_Task description_
Search the data for the string "باعتبار" and extract every line where it appears.

(Items from a dataset)
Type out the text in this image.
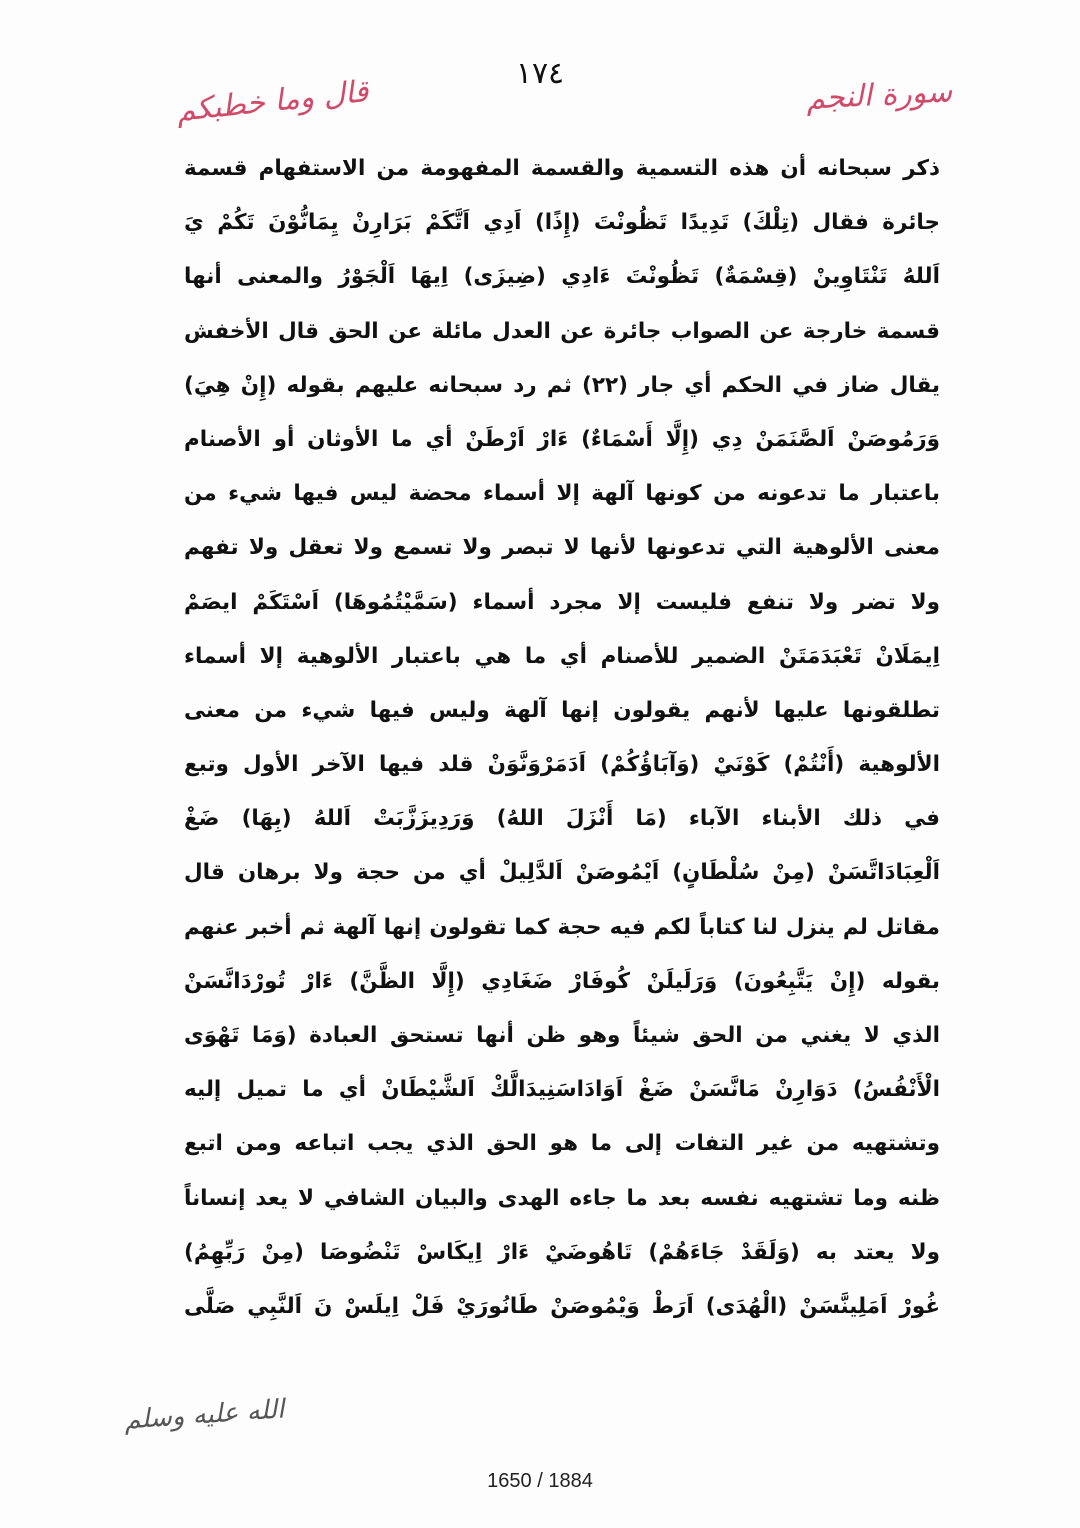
١٧٤
سورة النجم
قال وما خطبكم
ذكر سبحانه أن هذه التسمية والقسمة المفهومة من الاستفهام قسمة
جائرة فقال (تِلْكَ) تَدِيدًا تَظُونْتَ (إِذًا) اَدِي اَتَّكَمْ بَرَارِنْ يِمَانُّوْنَ تَكُمْ يَ
اَللهُ تَنْتَاوِينْ (قِسْمَةٌ) تَظُونْتَ ءَادِي (ضِيزَى) اِيهَا اَلْجَوْرُ والمعنى أنها
قسمة خارجة عن الصواب جائرة عن العدل مائلة عن الحق قال الأخفش
يقال ضاز في الحكم أي جار (٢٢) ثم رد سبحانه عليهم بقوله (إِنْ هِيَ)
وَرَمُوصَنْ اَلصَّنَمَنْ دِي (إِلَّا أَسْمَاءٌ) ءَارْ اَرْطَنْ أي ما الأوثان أو الأصنام
باعتبار ما تدعونه من كونها آلهة إلا أسماء محضة ليس فيها شيء من
معنى الألوهية التي تدعونها لأنها لا تبصر ولا تسمع ولا تعقل ولا تفهم
ولا تضر ولا تنفع فليست إلا مجرد أسماء (سَمَّيْتُمُوهَا) اَسْتَكَمْ ايصَمْ
اِيمَلَانْ تَعْبَدَمَتَنْ الضمير للأصنام أي ما هي باعتبار الألوهية إلا أسماء
تطلقونها عليها لأنهم يقولون إنها آلهة وليس فيها شيء من معنى
الألوهية (أَنْتُمْ) كَوْنَيْ (وَآبَاؤُكُمْ) اَدَمَرْوَنَّوَنْ قلد فيها الآخر الأول وتبع
في ذلك الأبناء الآباء (مَا أَنْزَلَ اللهُ) وَرَدِيزَزَّبَتْ اَللهُ (بِهَا) ضَغْ
اَلْعِبَادَاتَّسَنْ (مِنْ سُلْطَانٍ) اَيْمُوصَنْ اَلدَّلِيلْ أي من حجة ولا برهان قال
مقاتل لم ينزل لنا كتاباً لكم فيه حجة كما تقولون إنها آلهة ثم أخبر عنهم
بقوله (إِنْ يَتَّبِعُونَ) وَرَلَيلَنْ كُوفَارْ ضَغَادِي (إِلَّا الظَّنَّ) ءَارْ تُورْدَانَّسَنْ
الذي لا يغني من الحق شيئاً وهو ظن أنها تستحق العبادة (وَمَا تَهْوَى
الْأَنْفُسُ) دَوَارِنْ مَانَّسَنْ ضَغْ اَوَادَاسَنِيدَالَّكْ اَلشَّيْطَانْ أي ما تميل إليه
وتشتهيه من غير التفات إلى ما هو الحق الذي يجب اتباعه ومن اتبع
ظنه وما تشتهيه نفسه بعد ما جاءه الهدى والبيان الشافي لا يعد إنساناً
ولا يعتد به (وَلَقَدْ جَاءَهُمْ) تَاهُوضَيْ ءَارْ اِيكَاسْ تَنْضُوصَا (مِنْ رَبِّهِمُ)
غُورْ اَمَلِينَّسَنْ (الْهُدَى) اَرَطْ وَيْمُوصَنْ طَانُورَيْ فَلْ اِيلَسْ نَ اَلنَّبِي صَلَّى
الله عليه وسلم
1650 / 1884
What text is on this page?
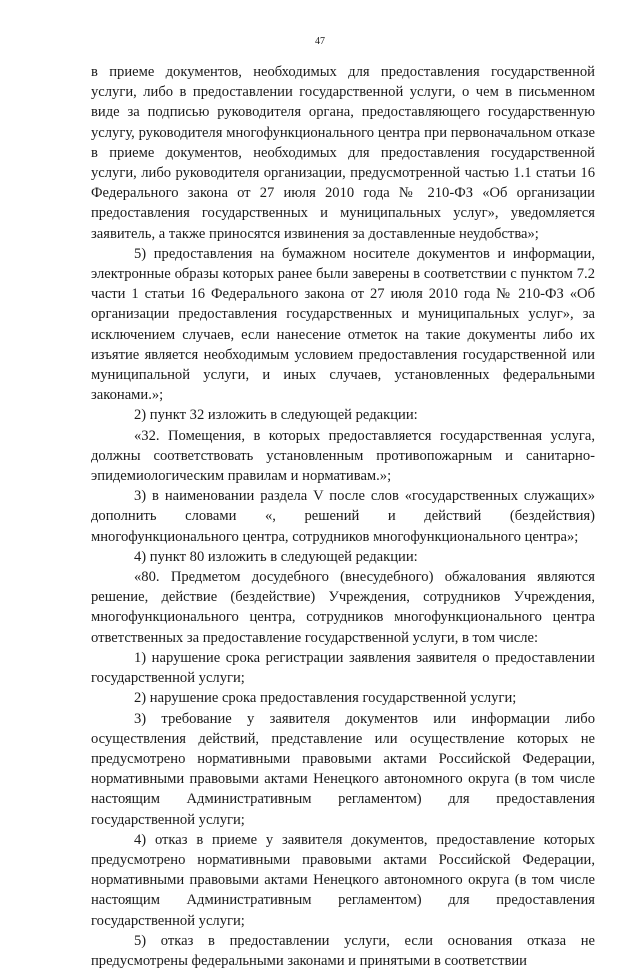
47

в приеме документов, необходимых для предоставления государственной услуги, либо в предоставлении государственной услуги, о чем в письменном виде за подписью руководителя органа, предоставляющего государственную услугу, руководителя многофункционального центра при первоначальном отказе в приеме документов, необходимых для предоставления государственной услуги, либо руководителя организации, предусмотренной частью 1.1 статьи 16 Федерального закона от 27 июля 2010 года № 210-ФЗ «Об организации предоставления государственных и муниципальных услуг», уведомляется заявитель, а также приносятся извинения за доставленные неудобства»;

5) предоставления на бумажном носителе документов и информации, электронные образы которых ранее были заверены в соответствии с пунктом 7.2 части 1 статьи 16 Федерального закона от 27 июля 2010 года № 210-ФЗ «Об организации предоставления государственных и муниципальных услуг», за исключением случаев, если нанесение отметок на такие документы либо их изъятие является необходимым условием предоставления государственной или муниципальной услуги, и иных случаев, установленных федеральными законами.»;

2) пункт 32 изложить в следующей редакции:

«32. Помещения, в которых предоставляется государственная услуга, должны соответствовать установленным противопожарным и санитарно-эпидемиологическим правилам и нормативам.»;

3) в наименовании раздела V после слов «государственных служащих» дополнить словами «, решений и действий (бездействия) многофункционального центра, сотрудников многофункционального центра»;

4) пункт 80 изложить в следующей редакции:

«80. Предметом досудебного (внесудебного) обжалования являются решение, действие (бездействие) Учреждения, сотрудников Учреждения, многофункционального центра, сотрудников многофункционального центра ответственных за предоставление государственной услуги, в том числе:

1) нарушение срока регистрации заявления заявителя о предоставлении государственной услуги;

2) нарушение срока предоставления государственной услуги;

3) требование у заявителя документов или информации либо осуществления действий, представление или осуществление которых не предусмотрено нормативными правовыми актами Российской Федерации, нормативными правовыми актами Ненецкого автономного округа (в том числе настоящим Административным регламентом) для предоставления государственной услуги;

4) отказ в приеме у заявителя документов, предоставление которых предусмотрено нормативными правовыми актами Российской Федерации, нормативными правовыми актами Ненецкого автономного округа (в том числе настоящим Административным регламентом) для предоставления государственной услуги;

5) отказ в предоставлении услуги, если основания отказа не предусмотрены федеральными законами и принятыми в соответствии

_Response to this exercise_
باعتبار ما تدعونه من كونها آلهة إلا أسماء محضة ليس فيها شيء من
اِيمَلَانْ تَعْبَدَمَتَنْ الضمير للأصنام أي ما هي باعتبار الألوهية إلا أسماء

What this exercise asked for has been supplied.